> _Data for the task_
************

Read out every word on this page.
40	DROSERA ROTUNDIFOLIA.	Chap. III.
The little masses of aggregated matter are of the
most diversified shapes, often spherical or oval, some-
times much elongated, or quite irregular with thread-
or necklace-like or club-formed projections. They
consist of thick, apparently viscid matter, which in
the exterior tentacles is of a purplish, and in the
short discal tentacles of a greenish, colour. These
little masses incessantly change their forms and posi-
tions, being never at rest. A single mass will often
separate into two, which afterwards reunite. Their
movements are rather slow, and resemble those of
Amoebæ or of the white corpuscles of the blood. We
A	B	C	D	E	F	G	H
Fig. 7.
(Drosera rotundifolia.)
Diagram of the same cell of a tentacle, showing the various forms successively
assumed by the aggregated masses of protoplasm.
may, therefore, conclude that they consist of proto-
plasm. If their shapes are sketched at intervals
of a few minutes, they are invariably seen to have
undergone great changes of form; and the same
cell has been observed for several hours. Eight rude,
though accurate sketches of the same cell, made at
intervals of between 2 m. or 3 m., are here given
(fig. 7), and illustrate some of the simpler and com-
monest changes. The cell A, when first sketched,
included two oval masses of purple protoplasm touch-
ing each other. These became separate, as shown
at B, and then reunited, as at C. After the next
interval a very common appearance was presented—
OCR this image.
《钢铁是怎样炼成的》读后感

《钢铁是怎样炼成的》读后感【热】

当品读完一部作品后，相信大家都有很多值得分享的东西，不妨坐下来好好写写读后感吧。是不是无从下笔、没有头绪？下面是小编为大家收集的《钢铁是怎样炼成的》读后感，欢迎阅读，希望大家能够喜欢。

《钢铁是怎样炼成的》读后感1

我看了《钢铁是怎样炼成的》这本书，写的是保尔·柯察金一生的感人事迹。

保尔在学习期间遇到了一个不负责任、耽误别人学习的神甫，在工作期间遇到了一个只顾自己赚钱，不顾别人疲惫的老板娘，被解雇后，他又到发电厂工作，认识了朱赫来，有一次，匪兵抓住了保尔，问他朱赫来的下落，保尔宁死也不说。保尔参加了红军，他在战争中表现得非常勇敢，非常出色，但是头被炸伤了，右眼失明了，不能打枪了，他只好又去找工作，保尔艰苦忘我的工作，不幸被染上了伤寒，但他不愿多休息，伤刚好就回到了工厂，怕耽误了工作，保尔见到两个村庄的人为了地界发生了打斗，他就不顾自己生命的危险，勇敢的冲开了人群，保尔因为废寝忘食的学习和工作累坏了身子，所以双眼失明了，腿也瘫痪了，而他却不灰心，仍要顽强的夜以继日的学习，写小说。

************

> _Task statement_
Reproduce the lines of the entries above exactly, but only from the line containing "OCR this image." through the final line.

> _Response_
OCR this image.
《钢铁是怎样炼成的》读后感

《钢铁是怎样炼成的》读后感【热】

当品读完一部作品后，相信大家都有很多值得分享的东西，不妨坐下来好好写写读后感吧。是不是无从下笔、没有头绪？下面是小编为大家收集的《钢铁是怎样炼成的》读后感，欢迎阅读，希望大家能够喜欢。

《钢铁是怎样炼成的》读后感1

我看了《钢铁是怎样炼成的》这本书，写的是保尔·柯察金一生的感人事迹。

保尔在学习期间遇到了一个不负责任、耽误别人学习的神甫，在工作期间遇到了一个只顾自己赚钱，不顾别人疲惫的老板娘，被解雇后，他又到发电厂工作，认识了朱赫来，有一次，匪兵抓住了保尔，问他朱赫来的下落，保尔宁死也不说。保尔参加了红军，他在战争中表现得非常勇敢，非常出色，但是头被炸伤了，右眼失明了，不能打枪了，他只好又去找工作，保尔艰苦忘我的工作，不幸被染上了伤寒，但他不愿多休息，伤刚好就回到了工厂，怕耽误了工作，保尔见到两个村庄的人为了地界发生了打斗，他就不顾自己生命的危险，勇敢的冲开了人群，保尔因为废寝忘食的学习和工作累坏了身子，所以双眼失明了，腿也瘫痪了，而他却不灰心，仍要顽强的夜以继日的学习，写小说。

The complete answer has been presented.